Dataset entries
────────────────────────────────────────

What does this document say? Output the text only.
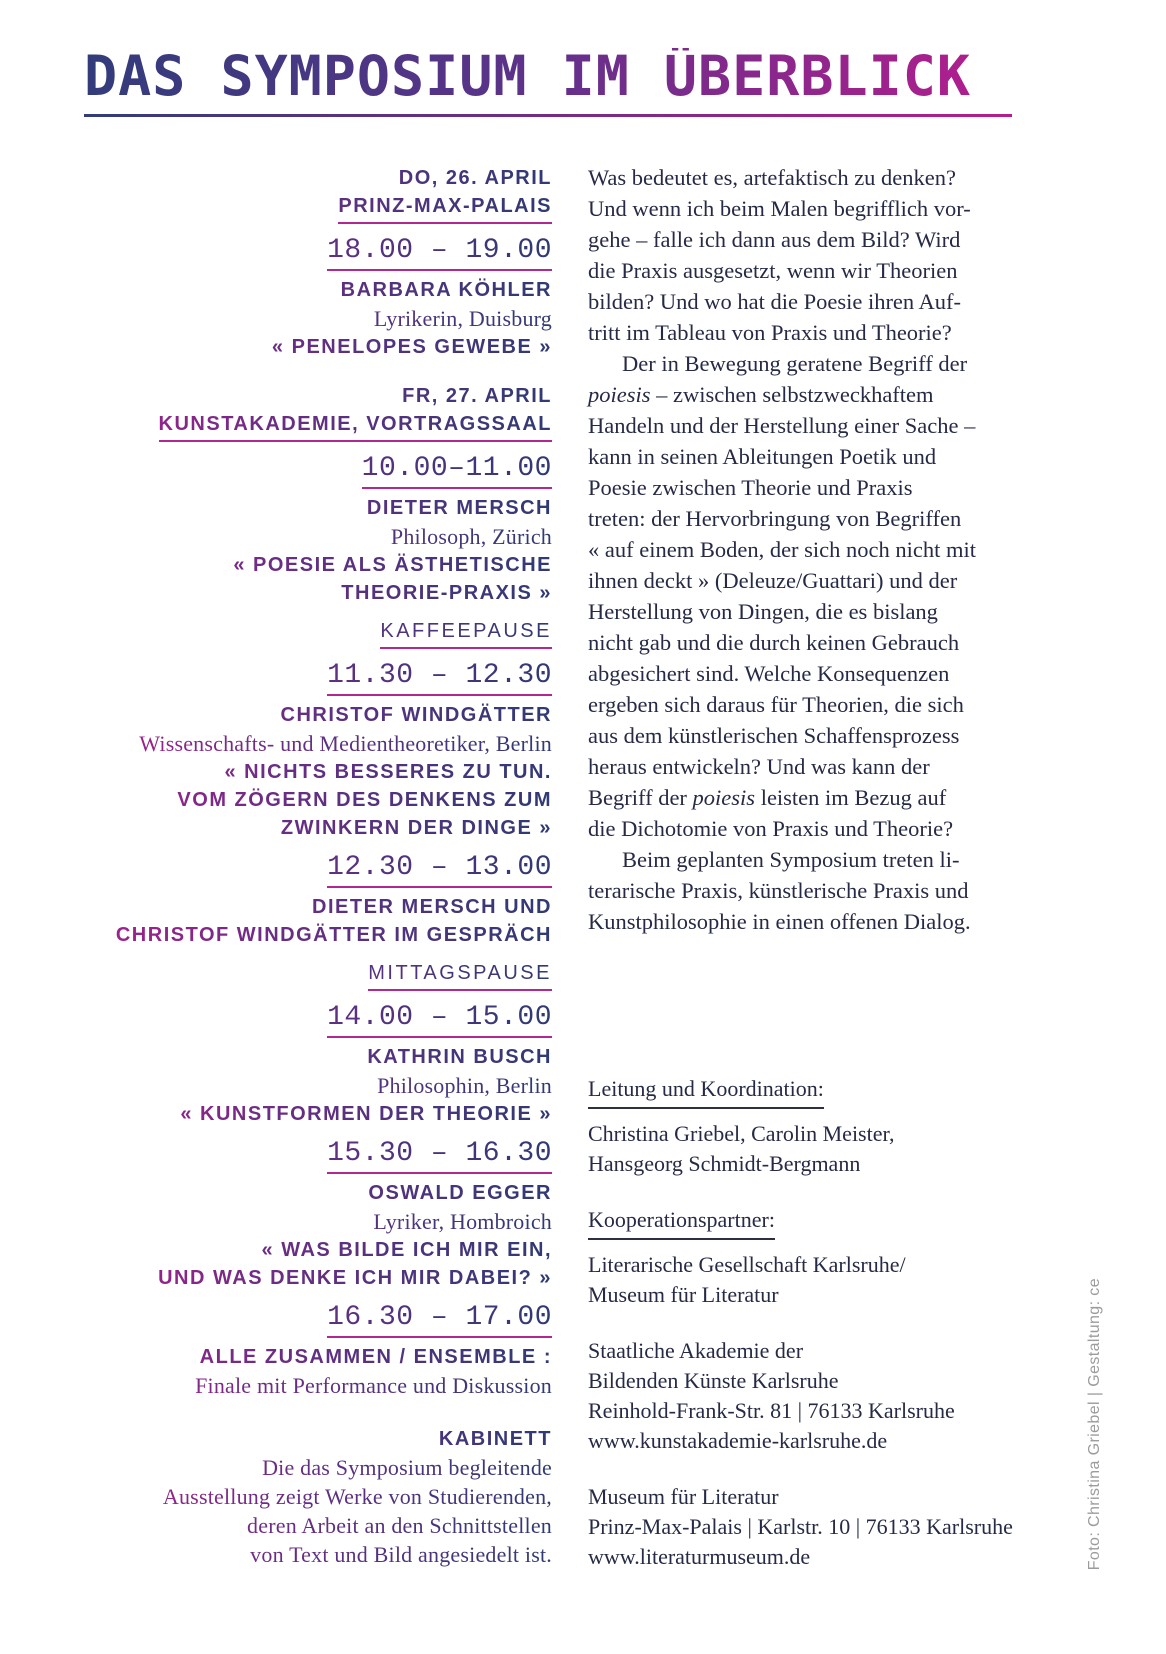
DAS SYMPOSIUM IM ÜBERBLICK
DO, 26. APRIL
PRINZ-MAX-PALAIS
18.00 – 19.00
BARBARA KÖHLER
Lyrikerin, Duisburg
« PENELOPES GEWEBE »
FR, 27. APRIL
KUNSTAKADEMIE, VORTRAGSSAAL
10.00–11.00
DIETER MERSCH
Philosoph, Zürich
« POESIE ALS ÄSTHETISCHE
THEORIE-PRAXIS »
KAFFEEPAUSE
11.30 – 12.30
CHRISTOF WINDGÄTTER
Wissenschafts- und Medientheoretiker, Berlin
« NICHTS BESSERES ZU TUN.
VOM ZÖGERN DES DENKENS ZUM
ZWINKERN DER DINGE »
12.30 – 13.00
DIETER MERSCH UND
CHRISTOF WINDGÄTTER IM GESPRÄCH
MITTAGSPAUSE
14.00 – 15.00
KATHRIN BUSCH
Philosophin, Berlin
« KUNSTFORMEN DER THEORIE »
15.30 – 16.30
OSWALD EGGER
Lyriker, Hombroich
« WAS BILDE ICH MIR EIN,
UND WAS DENKE ICH MIR DABEI? »
16.30 – 17.00
ALLE ZUSAMMEN / ENSEMBLE :
Finale mit Performance und Diskussion
KABINETT
Die das Symposium begleitende
Ausstellung zeigt Werke von Studierenden,
deren Arbeit an den Schnittstellen
von Text und Bild angesiedelt ist.
Was bedeutet es, artefaktisch zu denken?
Und wenn ich beim Malen begrifflich vor-
gehe – falle ich dann aus dem Bild? Wird
die Praxis ausgesetzt, wenn wir Theorien
bilden? Und wo hat die Poesie ihren Auf-
tritt im Tableau von Praxis und Theorie?
Der in Bewegung geratene Begriff der
poiesis – zwischen selbstzweckhaftem
Handeln und der Herstellung einer Sache –
kann in seinen Ableitungen Poetik und
Poesie zwischen Theorie und Praxis
treten: der Hervorbringung von Begriffen
« auf einem Boden, der sich noch nicht mit
ihnen deckt » (Deleuze/Guattari) und der
Herstellung von Dingen, die es bislang
nicht gab und die durch keinen Gebrauch
abgesichert sind. Welche Konsequenzen
ergeben sich daraus für Theorien, die sich
aus dem künstlerischen Schaffensprozess
heraus entwickeln? Und was kann der
Begriff der poiesis leisten im Bezug auf
die Dichotomie von Praxis und Theorie?
Beim geplanten Symposium treten li-
terarische Praxis, künstlerische Praxis und
Kunstphilosophie in einen offenen Dialog.
Leitung und Koordination:
Christina Griebel, Carolin Meister,
Hansgeorg Schmidt-Bergmann
Kooperationspartner:
Literarische Gesellschaft Karlsruhe/
Museum für Literatur
Staatliche Akademie der
Bildenden Künste Karlsruhe
Reinhold-Frank-Str. 81 | 76133 Karlsruhe
www.kunstakademie-karlsruhe.de
Museum für Literatur
Prinz-Max-Palais | Karlstr. 10 | 76133 Karlsruhe
www.literaturmuseum.de	Foto: Christina Griebel | Gestaltung: ce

────────────────────────────────────────

* **Work to complete**:
Output the data above without changes, apart from leaving out the pictures.

* **In response**:
What does this document say? Output the text only.
DAS SYMPOSIUM IM ÜBERBLICK
DO, 26. APRIL
PRINZ-MAX-PALAIS
18.00 – 19.00
BARBARA KÖHLER
Lyrikerin, Duisburg
« PENELOPES GEWEBE »
FR, 27. APRIL
KUNSTAKADEMIE, VORTRAGSSAAL
10.00–11.00
DIETER MERSCH
Philosoph, Zürich
« POESIE ALS ÄSTHETISCHE
THEORIE-PRAXIS »
KAFFEEPAUSE
11.30 – 12.30
CHRISTOF WINDGÄTTER
Wissenschafts- und Medientheoretiker, Berlin
« NICHTS BESSERES ZU TUN.
VOM ZÖGERN DES DENKENS ZUM
ZWINKERN DER DINGE »
12.30 – 13.00
DIETER MERSCH UND
CHRISTOF WINDGÄTTER IM GESPRÄCH
MITTAGSPAUSE
14.00 – 15.00
KATHRIN BUSCH
Philosophin, Berlin
« KUNSTFORMEN DER THEORIE »
15.30 – 16.30
OSWALD EGGER
Lyriker, Hombroich
« WAS BILDE ICH MIR EIN,
UND WAS DENKE ICH MIR DABEI? »
16.30 – 17.00
ALLE ZUSAMMEN / ENSEMBLE :
Finale mit Performance und Diskussion
KABINETT
Die das Symposium begleitende
Ausstellung zeigt Werke von Studierenden,
deren Arbeit an den Schnittstellen
von Text und Bild angesiedelt ist.
Was bedeutet es, artefaktisch zu denken?
Und wenn ich beim Malen begrifflich vor-
gehe – falle ich dann aus dem Bild? Wird
die Praxis ausgesetzt, wenn wir Theorien
bilden? Und wo hat die Poesie ihren Auf-
tritt im Tableau von Praxis und Theorie?
Der in Bewegung geratene Begriff der
poiesis – zwischen selbstzweckhaftem
Handeln und der Herstellung einer Sache –
kann in seinen Ableitungen Poetik und
Poesie zwischen Theorie und Praxis
treten: der Hervorbringung von Begriffen
« auf einem Boden, der sich noch nicht mit
ihnen deckt » (Deleuze/Guattari) und der
Herstellung von Dingen, die es bislang
nicht gab und die durch keinen Gebrauch
abgesichert sind. Welche Konsequenzen
ergeben sich daraus für Theorien, die sich
aus dem künstlerischen Schaffensprozess
heraus entwickeln? Und was kann der
Begriff der poiesis leisten im Bezug auf
die Dichotomie von Praxis und Theorie?
Beim geplanten Symposium treten li-
terarische Praxis, künstlerische Praxis und
Kunstphilosophie in einen offenen Dialog.
Leitung und Koordination:
Christina Griebel, Carolin Meister,
Hansgeorg Schmidt-Bergmann
Kooperationspartner:
Literarische Gesellschaft Karlsruhe/
Museum für Literatur
Staatliche Akademie der
Bildenden Künste Karlsruhe
Reinhold-Frank-Str. 81 | 76133 Karlsruhe
www.kunstakademie-karlsruhe.de
Museum für Literatur
Prinz-Max-Palais | Karlstr. 10 | 76133 Karlsruhe
www.literaturmuseum.de	Foto: Christina Griebel | Gestaltung: ce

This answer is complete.